**WHAT TO DO**
Search the records below for the word "folder" and show every line where it occurs.

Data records
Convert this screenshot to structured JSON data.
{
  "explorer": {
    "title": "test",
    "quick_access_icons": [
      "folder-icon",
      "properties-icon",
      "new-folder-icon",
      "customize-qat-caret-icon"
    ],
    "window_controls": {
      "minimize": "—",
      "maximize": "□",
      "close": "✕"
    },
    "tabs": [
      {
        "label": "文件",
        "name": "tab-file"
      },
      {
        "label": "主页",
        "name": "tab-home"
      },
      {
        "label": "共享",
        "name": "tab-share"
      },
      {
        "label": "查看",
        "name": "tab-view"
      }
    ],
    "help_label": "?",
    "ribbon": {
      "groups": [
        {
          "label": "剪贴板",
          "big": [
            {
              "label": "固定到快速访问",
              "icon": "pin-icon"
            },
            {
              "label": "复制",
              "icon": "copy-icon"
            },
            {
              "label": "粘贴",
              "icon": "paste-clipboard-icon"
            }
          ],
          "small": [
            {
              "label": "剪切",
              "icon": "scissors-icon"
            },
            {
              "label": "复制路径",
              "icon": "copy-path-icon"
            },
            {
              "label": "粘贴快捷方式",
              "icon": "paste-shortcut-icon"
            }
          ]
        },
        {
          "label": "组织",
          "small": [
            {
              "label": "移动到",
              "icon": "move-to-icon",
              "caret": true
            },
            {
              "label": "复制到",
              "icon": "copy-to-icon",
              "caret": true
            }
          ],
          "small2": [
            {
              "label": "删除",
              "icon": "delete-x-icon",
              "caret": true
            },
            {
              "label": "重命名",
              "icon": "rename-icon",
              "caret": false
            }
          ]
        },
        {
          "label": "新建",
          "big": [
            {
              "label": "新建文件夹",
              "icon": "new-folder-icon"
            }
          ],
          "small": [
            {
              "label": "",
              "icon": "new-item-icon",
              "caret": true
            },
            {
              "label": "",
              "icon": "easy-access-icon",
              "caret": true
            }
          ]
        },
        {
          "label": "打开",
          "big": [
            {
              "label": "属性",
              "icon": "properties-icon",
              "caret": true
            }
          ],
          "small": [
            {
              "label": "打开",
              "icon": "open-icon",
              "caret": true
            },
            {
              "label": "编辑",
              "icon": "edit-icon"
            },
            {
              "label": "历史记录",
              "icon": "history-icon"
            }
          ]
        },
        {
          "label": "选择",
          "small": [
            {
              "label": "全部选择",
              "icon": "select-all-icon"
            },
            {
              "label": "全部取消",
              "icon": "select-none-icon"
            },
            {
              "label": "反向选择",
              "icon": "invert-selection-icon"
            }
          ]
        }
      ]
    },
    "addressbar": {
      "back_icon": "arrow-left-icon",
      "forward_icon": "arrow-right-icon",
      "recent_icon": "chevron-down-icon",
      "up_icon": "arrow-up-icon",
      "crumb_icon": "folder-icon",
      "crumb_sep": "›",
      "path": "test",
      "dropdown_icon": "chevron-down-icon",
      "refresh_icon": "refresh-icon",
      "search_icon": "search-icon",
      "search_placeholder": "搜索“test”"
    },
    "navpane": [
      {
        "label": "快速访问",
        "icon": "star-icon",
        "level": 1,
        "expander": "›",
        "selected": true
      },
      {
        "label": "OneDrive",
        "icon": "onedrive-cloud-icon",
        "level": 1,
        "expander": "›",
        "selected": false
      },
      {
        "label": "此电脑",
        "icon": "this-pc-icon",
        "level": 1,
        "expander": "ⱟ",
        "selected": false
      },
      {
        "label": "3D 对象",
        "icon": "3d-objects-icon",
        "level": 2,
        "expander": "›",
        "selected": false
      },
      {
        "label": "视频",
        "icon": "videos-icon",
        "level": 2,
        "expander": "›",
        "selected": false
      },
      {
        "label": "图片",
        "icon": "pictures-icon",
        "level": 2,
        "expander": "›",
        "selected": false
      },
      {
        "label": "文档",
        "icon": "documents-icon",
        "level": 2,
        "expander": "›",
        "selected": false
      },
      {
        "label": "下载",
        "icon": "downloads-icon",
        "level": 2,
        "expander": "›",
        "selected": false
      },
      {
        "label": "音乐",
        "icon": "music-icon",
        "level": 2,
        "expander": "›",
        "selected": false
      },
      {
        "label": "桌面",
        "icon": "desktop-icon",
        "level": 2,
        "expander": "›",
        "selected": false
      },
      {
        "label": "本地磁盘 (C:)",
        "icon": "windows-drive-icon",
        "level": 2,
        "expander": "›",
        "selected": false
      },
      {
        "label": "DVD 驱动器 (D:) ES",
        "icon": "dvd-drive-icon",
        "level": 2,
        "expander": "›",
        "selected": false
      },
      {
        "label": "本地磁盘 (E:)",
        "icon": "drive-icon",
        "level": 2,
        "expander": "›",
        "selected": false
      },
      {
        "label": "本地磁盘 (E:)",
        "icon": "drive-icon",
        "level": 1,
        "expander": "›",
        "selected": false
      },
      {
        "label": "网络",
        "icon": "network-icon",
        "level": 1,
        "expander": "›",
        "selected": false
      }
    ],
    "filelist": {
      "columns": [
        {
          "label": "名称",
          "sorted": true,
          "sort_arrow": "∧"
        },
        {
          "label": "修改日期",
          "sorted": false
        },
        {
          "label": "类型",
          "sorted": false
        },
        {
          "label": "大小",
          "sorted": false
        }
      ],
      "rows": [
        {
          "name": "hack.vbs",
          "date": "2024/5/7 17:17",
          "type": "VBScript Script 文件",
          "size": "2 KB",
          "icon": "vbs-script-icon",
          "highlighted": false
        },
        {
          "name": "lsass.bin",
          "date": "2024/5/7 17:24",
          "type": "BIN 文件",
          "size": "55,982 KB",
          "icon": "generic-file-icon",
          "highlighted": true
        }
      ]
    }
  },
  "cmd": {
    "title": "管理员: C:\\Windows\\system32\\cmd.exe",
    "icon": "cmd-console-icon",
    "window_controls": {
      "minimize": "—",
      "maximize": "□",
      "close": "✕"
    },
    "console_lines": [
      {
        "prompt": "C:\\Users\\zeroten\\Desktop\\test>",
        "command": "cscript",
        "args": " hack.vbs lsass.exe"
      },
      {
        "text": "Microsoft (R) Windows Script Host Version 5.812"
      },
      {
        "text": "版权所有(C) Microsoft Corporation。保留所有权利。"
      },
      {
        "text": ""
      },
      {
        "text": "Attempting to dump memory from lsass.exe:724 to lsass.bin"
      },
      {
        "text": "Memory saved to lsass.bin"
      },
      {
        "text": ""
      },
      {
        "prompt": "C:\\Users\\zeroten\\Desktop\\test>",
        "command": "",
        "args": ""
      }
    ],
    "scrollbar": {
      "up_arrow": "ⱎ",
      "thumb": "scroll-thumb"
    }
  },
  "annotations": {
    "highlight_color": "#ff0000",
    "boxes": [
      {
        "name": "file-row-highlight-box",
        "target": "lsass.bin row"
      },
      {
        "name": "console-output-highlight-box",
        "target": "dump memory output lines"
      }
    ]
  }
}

**FINISHED ANSWER**
      "folder-icon",
      "new-folder-icon",
              "icon": "new-folder-icon"
      "crumb_icon": "folder-icon",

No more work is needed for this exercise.